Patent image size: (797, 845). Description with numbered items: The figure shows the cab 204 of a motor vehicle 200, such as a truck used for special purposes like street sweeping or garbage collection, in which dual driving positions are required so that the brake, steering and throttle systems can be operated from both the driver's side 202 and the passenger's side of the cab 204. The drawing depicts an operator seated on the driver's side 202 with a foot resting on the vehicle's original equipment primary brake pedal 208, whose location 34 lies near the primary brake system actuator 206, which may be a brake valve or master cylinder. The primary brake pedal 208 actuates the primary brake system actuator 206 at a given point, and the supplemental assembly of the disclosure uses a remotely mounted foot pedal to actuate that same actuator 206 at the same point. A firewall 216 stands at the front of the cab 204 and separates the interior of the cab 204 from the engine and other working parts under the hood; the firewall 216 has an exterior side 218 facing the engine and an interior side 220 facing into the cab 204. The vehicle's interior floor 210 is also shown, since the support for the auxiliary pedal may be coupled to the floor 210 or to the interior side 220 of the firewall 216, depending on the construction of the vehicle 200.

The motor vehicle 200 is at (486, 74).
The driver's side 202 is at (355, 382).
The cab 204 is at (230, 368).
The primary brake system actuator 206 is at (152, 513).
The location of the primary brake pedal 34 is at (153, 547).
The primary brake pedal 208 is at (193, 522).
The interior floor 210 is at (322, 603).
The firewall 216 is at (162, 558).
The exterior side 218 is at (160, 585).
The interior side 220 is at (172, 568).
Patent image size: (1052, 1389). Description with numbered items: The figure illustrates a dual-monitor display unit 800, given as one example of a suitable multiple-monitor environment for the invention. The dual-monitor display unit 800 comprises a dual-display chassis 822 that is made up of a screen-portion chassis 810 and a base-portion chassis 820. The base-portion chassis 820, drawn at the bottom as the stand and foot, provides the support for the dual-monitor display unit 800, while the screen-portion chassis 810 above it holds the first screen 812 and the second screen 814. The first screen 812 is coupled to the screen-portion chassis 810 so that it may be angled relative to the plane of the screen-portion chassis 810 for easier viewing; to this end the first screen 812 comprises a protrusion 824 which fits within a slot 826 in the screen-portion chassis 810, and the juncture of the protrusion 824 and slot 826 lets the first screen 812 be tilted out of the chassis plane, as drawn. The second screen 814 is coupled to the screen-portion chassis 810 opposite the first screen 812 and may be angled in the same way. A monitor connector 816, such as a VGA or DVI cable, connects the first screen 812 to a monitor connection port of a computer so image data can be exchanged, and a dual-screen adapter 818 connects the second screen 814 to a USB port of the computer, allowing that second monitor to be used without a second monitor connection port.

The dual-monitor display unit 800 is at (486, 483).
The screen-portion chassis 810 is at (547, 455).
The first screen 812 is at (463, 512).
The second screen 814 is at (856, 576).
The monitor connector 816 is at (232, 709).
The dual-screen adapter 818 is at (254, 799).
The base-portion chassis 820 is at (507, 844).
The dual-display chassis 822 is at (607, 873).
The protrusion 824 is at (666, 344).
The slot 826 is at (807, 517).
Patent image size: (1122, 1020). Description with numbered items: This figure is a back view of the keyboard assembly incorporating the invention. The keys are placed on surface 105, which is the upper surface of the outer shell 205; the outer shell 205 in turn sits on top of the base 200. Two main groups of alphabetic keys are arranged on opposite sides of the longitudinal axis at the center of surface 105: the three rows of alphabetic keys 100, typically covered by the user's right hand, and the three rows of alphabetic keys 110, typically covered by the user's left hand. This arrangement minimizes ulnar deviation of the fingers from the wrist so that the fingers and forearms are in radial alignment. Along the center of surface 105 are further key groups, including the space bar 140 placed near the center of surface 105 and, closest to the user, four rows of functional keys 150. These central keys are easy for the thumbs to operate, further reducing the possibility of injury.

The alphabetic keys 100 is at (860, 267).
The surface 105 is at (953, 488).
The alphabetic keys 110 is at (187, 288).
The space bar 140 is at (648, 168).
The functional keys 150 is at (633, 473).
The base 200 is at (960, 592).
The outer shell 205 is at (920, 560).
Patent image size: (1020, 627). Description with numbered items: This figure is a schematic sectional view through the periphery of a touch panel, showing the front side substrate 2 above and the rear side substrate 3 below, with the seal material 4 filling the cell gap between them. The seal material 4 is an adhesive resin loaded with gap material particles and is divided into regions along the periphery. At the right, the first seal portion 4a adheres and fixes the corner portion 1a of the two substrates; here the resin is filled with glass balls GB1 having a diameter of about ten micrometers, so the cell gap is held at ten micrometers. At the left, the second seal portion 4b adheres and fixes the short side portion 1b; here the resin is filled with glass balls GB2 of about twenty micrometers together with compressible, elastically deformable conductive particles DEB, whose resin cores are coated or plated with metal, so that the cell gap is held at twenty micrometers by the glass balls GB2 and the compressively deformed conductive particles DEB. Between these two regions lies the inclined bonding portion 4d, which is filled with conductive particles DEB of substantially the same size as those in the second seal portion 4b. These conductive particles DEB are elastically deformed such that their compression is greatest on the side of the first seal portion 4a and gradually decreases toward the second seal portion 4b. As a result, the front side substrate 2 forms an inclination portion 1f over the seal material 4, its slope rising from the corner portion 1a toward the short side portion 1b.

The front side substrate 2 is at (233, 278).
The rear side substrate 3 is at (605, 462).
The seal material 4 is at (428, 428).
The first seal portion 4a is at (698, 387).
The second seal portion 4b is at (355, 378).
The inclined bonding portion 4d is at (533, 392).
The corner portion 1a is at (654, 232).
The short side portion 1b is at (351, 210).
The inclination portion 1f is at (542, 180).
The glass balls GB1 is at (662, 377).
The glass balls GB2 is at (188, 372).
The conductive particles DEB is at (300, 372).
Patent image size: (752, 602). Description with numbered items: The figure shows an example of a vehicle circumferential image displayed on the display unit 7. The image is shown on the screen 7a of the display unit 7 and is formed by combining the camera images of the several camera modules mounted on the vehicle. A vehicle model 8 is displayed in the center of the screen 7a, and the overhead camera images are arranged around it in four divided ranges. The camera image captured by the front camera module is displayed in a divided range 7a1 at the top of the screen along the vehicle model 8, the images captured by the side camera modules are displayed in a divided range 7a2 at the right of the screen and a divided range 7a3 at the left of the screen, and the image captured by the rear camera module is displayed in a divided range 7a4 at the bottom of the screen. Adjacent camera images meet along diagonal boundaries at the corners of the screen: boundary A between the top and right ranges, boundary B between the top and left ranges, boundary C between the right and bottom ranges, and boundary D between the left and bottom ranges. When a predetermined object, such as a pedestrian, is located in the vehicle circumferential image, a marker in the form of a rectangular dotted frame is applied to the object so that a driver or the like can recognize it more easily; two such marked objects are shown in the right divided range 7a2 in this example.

════════

Reproduce the stretch from the first row through the line containing "The cab 204 is at (230, 368).", both included, verbatim.

» **OUTPUT**
Patent image size: (797, 845). Description with numbered items: The figure shows the cab 204 of a motor vehicle 200, such as a truck used for special purposes like street sweeping or garbage collection, in which dual driving positions are required so that the brake, steering and throttle systems can be operated from both the driver's side 202 and the passenger's side of the cab 204. The drawing depicts an operator seated on the driver's side 202 with a foot resting on the vehicle's original equipment primary brake pedal 208, whose location 34 lies near the primary brake system actuator 206, which may be a brake valve or master cylinder. The primary brake pedal 208 actuates the primary brake system actuator 206 at a given point, and the supplemental assembly of the disclosure uses a remotely mounted foot pedal to actuate that same actuator 206 at the same point. A firewall 216 stands at the front of the cab 204 and separates the interior of the cab 204 from the engine and other working parts under the hood; the firewall 216 has an exterior side 218 facing the engine and an interior side 220 facing into the cab 204. The vehicle's interior floor 210 is also shown, since the support for the auxiliary pedal may be coupled to the floor 210 or to the interior side 220 of the firewall 216, depending on the construction of the vehicle 200.

The motor vehicle 200 is at (486, 74).
The driver's side 202 is at (355, 382).
The cab 204 is at (230, 368).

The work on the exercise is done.